PROBLEM: Transcribe the stretch of the listing from its start through the line that contains "bowl-water [871, 122, 1197, 358]", with both ends included.

Element box records:

▼▼▼

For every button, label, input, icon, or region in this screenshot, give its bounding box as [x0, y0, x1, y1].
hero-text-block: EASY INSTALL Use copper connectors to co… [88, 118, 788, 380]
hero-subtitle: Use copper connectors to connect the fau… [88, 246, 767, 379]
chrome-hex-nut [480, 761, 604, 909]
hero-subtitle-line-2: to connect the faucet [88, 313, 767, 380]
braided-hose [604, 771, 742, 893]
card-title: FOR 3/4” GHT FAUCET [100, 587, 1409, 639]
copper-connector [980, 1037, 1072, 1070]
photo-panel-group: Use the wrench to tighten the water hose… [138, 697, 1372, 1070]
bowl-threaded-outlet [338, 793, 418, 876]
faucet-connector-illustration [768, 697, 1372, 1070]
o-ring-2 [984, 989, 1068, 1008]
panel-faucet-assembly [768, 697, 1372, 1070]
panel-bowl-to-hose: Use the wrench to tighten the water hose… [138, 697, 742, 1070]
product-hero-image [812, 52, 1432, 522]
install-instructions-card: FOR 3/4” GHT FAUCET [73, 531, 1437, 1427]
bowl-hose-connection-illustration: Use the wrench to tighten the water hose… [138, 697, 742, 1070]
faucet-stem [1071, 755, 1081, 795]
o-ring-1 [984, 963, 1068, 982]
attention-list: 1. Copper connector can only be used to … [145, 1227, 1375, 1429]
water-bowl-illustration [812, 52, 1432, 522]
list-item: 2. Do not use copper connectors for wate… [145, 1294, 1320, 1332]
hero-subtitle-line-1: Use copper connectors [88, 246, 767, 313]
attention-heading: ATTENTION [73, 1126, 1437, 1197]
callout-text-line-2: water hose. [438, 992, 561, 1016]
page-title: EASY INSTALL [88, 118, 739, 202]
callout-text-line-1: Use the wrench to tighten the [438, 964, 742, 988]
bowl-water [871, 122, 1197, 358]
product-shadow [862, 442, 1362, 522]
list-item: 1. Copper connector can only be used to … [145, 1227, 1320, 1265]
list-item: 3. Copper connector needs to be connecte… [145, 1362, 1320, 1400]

▲▲▲

ANSWER:
For every button, label, input, icon, or region in this screenshot, give its bounding box as [x0, y0, x1, y1].
hero-text-block: EASY INSTALL Use copper connectors to co… [88, 118, 788, 380]
hero-subtitle: Use copper connectors to connect the fau… [88, 246, 767, 379]
chrome-hex-nut [480, 761, 604, 909]
hero-subtitle-line-2: to connect the faucet [88, 313, 767, 380]
braided-hose [604, 771, 742, 893]
card-title: FOR 3/4” GHT FAUCET [100, 587, 1409, 639]
copper-connector [980, 1037, 1072, 1070]
photo-panel-group: Use the wrench to tighten the water hose… [138, 697, 1372, 1070]
bowl-threaded-outlet [338, 793, 418, 876]
faucet-connector-illustration [768, 697, 1372, 1070]
o-ring-2 [984, 989, 1068, 1008]
panel-faucet-assembly [768, 697, 1372, 1070]
panel-bowl-to-hose: Use the wrench to tighten the water hose… [138, 697, 742, 1070]
product-hero-image [812, 52, 1432, 522]
install-instructions-card: FOR 3/4” GHT FAUCET [73, 531, 1437, 1427]
bowl-hose-connection-illustration: Use the wrench to tighten the water hose… [138, 697, 742, 1070]
faucet-stem [1071, 755, 1081, 795]
o-ring-1 [984, 963, 1068, 982]
attention-list: 1. Copper connector can only be used to … [145, 1227, 1375, 1429]
water-bowl-illustration [812, 52, 1432, 522]
list-item: 2. Do not use copper connectors for wate… [145, 1294, 1320, 1332]
hero-subtitle-line-1: Use copper connectors [88, 246, 767, 313]
attention-heading: ATTENTION [73, 1126, 1437, 1197]
callout-text-line-2: water hose. [438, 992, 561, 1016]
page-title: EASY INSTALL [88, 118, 739, 202]
callout-text-line-1: Use the wrench to tighten the [438, 964, 742, 988]
bowl-water [871, 122, 1197, 358]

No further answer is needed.